--- Directions for this task ---
Entries follow. Set all of them down as they stand.

--- Records provided ---
[BEGIN]
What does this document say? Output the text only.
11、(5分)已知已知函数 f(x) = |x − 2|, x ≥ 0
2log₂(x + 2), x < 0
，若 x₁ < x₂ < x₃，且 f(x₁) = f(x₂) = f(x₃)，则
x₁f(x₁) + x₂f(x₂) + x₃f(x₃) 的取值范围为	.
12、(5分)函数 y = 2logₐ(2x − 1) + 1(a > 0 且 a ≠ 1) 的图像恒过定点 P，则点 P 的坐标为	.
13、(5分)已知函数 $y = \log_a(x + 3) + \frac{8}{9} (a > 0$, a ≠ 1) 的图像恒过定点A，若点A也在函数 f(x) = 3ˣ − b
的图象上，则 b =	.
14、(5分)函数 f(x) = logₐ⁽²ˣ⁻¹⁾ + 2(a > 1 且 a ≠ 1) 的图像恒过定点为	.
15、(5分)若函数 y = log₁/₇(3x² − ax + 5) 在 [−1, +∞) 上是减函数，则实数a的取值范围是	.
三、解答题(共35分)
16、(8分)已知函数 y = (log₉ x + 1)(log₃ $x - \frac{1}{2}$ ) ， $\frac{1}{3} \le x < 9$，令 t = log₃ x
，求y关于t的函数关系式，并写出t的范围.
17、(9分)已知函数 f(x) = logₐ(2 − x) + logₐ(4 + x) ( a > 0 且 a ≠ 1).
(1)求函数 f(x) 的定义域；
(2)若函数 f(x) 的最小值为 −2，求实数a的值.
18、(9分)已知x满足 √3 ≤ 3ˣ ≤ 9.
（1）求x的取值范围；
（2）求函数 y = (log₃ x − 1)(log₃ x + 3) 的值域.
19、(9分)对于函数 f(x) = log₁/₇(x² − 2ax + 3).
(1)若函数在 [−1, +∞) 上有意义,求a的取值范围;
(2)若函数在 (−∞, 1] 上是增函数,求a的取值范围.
[END]
--- Exercise solution ---
What does this document say? Output the text only.
11、(5分)已知已知函数 f(x) = |x − 2|, x ≥ 0
2log₂(x + 2), x < 0
，若 x₁ < x₂ < x₃，且 f(x₁) = f(x₂) = f(x₃)，则
x₁f(x₁) + x₂f(x₂) + x₃f(x₃) 的取值范围为	.
12、(5分)函数 y = 2logₐ(2x − 1) + 1(a > 0 且 a ≠ 1) 的图像恒过定点 P，则点 P 的坐标为	.
13、(5分)已知函数 $y = \log_a(x + 3) + \frac{8}{9} (a > 0$, a ≠ 1) 的图像恒过定点A，若点A也在函数 f(x) = 3ˣ − b
的图象上，则 b =	.
14、(5分)函数 f(x) = logₐ⁽²ˣ⁻¹⁾ + 2(a > 1 且 a ≠ 1) 的图像恒过定点为	.
15、(5分)若函数 y = log₁/₇(3x² − ax + 5) 在 [−1, +∞) 上是减函数，则实数a的取值范围是	.
三、解答题(共35分)
16、(8分)已知函数 y = (log₉ x + 1)(log₃ $x - \frac{1}{2}$ ) ， $\frac{1}{3} \le x < 9$，令 t = log₃ x
，求y关于t的函数关系式，并写出t的范围.
17、(9分)已知函数 f(x) = logₐ(2 − x) + logₐ(4 + x) ( a > 0 且 a ≠ 1).
(1)求函数 f(x) 的定义域；
(2)若函数 f(x) 的最小值为 −2，求实数a的值.
18、(9分)已知x满足 √3 ≤ 3ˣ ≤ 9.
（1）求x的取值范围；
（2）求函数 y = (log₃ x − 1)(log₃ x + 3) 的值域.
19、(9分)对于函数 f(x) = log₁/₇(x² − 2ax + 3).
(1)若函数在 [−1, +∞) 上有意义,求a的取值范围;
(2)若函数在 (−∞, 1] 上是增函数,求a的取值范围.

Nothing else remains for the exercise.